* [Texto para leitura]:
####
O anúncio do vencedor do prémio The Best (atribuído pela FIFA, que desde 2016 separou a sua distinção da Bola de Ouro da revista France Football) chegou sem surpresas, ao início da noite de ontem, pela voz de Maradona e Ronaldo (o Fenómeno brasileiro): venceu CR7, como corolário de uma temporada em que ganhou Liga dos Campeões, campeonato espanhol e Mundial de clubes. “Foi um ano extraordinário”, sublinhou o jogador do Real Madrid, depois de receber o troféu das mãos do presidente da FIFA, Gianni Infantino, e driblar o protocolo, agradecendo em português [que não é língua oficial do organismo] “aos companheiros” do clube e da seleção.

Com 39 golos em 40 jogos e um papel decisivo na caminhada triunfal do clube espanhol em 2016-17, o avançado português foi de longe o melhor do mundo no período correspondente à eleição (20 de novembro de 2016 a 2 de julho de 2017, já que o The Best passará a ser atribuído em função da época desportiva e não do ano civil). E isso rendeu-lhe uma vitória por uma larga margem na votação – resultado da participação de treinadores e capitães das seleções inscritas na FIFA, de jornalistas e de adeptos online.

Domínio CR7. Tite fura boicote

CR7 recebeu 43,16% dos pontos, contra 19,25% do argentino Messi e 6,97% do brasileiro Neymar, os outros finalistas. Foi a melhor percentagem de sempre do português em prémios FIFA (recolheu 47,85% dos votos na Bola de Ouro de 2016), superando os 37,66% de 2014. E a sua maior vantagem sobre o argentino, com que se bate desde 2008 pelo trono do futebol mundial, 23,91% (o jogador do Barcelona fez melhor, com 47,88% dos votos e 26,28% de avanço, em 2011).
####
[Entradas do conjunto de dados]
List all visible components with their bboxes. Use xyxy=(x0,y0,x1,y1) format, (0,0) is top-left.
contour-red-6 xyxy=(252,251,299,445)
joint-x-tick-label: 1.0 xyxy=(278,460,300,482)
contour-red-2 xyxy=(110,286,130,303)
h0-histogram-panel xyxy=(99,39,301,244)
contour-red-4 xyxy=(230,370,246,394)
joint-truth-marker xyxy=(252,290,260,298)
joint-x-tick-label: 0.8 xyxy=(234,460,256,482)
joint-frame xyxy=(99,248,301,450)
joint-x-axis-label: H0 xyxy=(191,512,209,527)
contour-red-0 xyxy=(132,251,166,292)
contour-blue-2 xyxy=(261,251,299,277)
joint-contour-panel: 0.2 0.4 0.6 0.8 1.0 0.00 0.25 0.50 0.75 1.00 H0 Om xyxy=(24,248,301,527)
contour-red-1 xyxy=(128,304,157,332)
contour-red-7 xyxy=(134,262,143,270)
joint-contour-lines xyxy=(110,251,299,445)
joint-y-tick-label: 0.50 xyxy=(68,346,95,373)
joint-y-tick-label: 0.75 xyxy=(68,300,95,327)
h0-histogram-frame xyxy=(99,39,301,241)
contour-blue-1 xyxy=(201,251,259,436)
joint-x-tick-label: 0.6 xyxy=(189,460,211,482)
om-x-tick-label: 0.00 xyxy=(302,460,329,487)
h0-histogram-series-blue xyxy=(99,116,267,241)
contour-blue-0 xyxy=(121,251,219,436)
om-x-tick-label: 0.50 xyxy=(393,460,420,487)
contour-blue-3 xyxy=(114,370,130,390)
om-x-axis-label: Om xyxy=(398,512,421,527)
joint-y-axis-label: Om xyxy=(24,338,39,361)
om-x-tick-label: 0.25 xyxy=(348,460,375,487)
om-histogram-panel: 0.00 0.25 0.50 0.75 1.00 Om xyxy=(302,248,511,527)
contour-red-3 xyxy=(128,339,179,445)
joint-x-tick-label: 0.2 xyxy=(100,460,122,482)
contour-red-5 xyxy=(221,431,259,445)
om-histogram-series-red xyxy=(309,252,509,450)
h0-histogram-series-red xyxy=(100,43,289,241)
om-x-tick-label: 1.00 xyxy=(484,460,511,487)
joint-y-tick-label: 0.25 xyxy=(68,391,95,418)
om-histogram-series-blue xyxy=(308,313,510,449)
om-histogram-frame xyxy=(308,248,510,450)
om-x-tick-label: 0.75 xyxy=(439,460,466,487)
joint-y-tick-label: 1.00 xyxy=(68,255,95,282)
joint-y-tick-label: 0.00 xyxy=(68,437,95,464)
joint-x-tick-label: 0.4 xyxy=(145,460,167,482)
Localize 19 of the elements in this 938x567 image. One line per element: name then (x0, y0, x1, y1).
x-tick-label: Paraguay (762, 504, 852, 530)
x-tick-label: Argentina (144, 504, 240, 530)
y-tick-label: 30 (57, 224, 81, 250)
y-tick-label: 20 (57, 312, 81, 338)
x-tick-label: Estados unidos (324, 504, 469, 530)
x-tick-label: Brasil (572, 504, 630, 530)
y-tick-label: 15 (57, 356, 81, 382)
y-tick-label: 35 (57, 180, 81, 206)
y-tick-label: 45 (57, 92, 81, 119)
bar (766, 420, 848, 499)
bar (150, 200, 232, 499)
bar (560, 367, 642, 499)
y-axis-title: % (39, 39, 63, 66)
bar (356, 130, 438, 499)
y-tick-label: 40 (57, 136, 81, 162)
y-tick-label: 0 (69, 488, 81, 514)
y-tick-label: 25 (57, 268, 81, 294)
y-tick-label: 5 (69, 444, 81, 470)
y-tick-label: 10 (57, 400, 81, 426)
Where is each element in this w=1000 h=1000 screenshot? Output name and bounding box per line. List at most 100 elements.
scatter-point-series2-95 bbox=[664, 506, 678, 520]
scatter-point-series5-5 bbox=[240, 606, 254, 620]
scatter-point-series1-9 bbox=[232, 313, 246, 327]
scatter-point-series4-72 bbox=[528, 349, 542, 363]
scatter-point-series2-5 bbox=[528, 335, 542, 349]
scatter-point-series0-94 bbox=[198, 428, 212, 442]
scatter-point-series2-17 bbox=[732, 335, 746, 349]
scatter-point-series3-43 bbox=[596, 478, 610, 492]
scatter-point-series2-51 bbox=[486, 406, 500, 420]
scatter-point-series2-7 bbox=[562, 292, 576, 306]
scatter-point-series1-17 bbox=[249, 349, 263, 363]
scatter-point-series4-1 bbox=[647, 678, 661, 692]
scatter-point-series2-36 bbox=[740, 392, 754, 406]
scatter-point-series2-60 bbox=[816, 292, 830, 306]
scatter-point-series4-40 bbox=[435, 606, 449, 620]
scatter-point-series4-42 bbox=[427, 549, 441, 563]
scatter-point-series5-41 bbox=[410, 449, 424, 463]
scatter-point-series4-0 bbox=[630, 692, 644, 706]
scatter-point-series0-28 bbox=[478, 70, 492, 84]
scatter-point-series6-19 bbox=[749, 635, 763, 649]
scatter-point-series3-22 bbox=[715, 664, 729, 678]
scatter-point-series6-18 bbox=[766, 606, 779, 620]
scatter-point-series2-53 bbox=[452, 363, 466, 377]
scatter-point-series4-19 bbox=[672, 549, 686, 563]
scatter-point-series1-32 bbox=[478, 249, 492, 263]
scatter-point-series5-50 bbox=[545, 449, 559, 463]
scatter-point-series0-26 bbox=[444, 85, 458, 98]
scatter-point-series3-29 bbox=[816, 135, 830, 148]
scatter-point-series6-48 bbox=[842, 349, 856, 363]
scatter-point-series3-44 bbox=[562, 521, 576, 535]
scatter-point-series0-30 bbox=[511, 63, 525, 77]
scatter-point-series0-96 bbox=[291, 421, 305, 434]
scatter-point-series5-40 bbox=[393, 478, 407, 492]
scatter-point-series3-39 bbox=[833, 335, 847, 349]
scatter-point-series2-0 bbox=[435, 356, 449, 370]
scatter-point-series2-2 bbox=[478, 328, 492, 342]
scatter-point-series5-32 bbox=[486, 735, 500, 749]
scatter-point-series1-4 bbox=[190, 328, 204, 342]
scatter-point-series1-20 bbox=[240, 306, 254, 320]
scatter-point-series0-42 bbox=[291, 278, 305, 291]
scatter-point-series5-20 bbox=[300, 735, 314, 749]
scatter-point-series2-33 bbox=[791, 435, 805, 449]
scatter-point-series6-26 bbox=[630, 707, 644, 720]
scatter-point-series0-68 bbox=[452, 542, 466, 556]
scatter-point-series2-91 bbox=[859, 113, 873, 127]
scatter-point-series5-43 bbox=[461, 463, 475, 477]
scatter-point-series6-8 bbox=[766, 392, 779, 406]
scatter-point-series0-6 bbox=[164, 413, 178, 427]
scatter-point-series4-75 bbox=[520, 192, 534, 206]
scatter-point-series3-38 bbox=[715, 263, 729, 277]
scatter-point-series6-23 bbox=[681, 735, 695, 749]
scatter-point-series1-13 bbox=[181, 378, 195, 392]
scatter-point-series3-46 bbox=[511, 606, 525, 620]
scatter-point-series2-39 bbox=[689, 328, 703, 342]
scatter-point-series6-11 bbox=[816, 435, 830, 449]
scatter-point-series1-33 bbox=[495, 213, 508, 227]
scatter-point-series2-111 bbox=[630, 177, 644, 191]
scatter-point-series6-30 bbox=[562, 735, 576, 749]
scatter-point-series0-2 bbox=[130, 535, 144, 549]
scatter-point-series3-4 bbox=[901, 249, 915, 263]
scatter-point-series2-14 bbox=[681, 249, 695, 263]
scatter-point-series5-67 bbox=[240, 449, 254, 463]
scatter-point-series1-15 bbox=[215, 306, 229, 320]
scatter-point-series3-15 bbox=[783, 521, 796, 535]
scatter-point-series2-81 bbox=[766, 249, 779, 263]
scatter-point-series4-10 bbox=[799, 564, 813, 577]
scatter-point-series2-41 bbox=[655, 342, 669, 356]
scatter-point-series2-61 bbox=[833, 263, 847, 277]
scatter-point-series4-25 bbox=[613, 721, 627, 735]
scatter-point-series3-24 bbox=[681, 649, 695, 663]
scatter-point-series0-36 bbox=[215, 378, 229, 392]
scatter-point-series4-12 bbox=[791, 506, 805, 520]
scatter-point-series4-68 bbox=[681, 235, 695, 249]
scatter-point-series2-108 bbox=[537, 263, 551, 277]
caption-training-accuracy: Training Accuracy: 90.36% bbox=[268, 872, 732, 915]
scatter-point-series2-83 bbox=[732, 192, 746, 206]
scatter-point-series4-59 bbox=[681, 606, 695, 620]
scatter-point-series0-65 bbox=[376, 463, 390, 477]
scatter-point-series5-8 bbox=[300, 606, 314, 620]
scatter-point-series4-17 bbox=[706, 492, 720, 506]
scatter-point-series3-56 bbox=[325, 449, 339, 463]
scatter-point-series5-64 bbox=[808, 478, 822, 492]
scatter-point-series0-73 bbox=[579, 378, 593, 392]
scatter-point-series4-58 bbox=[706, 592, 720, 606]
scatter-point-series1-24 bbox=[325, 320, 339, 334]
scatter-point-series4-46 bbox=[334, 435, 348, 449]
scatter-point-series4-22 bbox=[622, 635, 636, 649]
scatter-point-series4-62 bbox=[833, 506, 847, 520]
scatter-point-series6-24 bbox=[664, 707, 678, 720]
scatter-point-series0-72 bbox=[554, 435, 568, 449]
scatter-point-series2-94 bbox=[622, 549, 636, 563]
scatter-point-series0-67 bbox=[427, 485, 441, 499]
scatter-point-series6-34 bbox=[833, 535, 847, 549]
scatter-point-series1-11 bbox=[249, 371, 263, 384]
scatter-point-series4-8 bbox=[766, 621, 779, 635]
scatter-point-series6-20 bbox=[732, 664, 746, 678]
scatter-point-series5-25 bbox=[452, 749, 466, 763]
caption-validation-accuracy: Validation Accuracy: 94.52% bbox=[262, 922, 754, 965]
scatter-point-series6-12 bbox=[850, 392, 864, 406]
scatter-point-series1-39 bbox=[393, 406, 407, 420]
####
* [Enunciado]: Indique se cada afirmação está de acordo com o texto sobre o prémio The Best, respondendo sim ou não e citando as palavras do texto que o decidem: (a) CR7 recebeu o troféu do presidente da FIFA; (b) o período da eleição coincidiu com o ano civil de 2016; (c) na votação participaram apenas treinadores e capitães das seleções.

* [Resolução]:
(a) Sim: “depois de receber o troféu das mãos do presidente da FIFA, Gianni Infantino”.
(b) Não: “20 de novembro de 2016 a 2 de julho de 2017, já que o The Best passará a ser atribuído em função da época desportiva e não do ano civil”.
(c) Não: “resultado da participação de treinadores e capitães das seleções inscritas na FIFA, de jornalistas e de adeptos online”.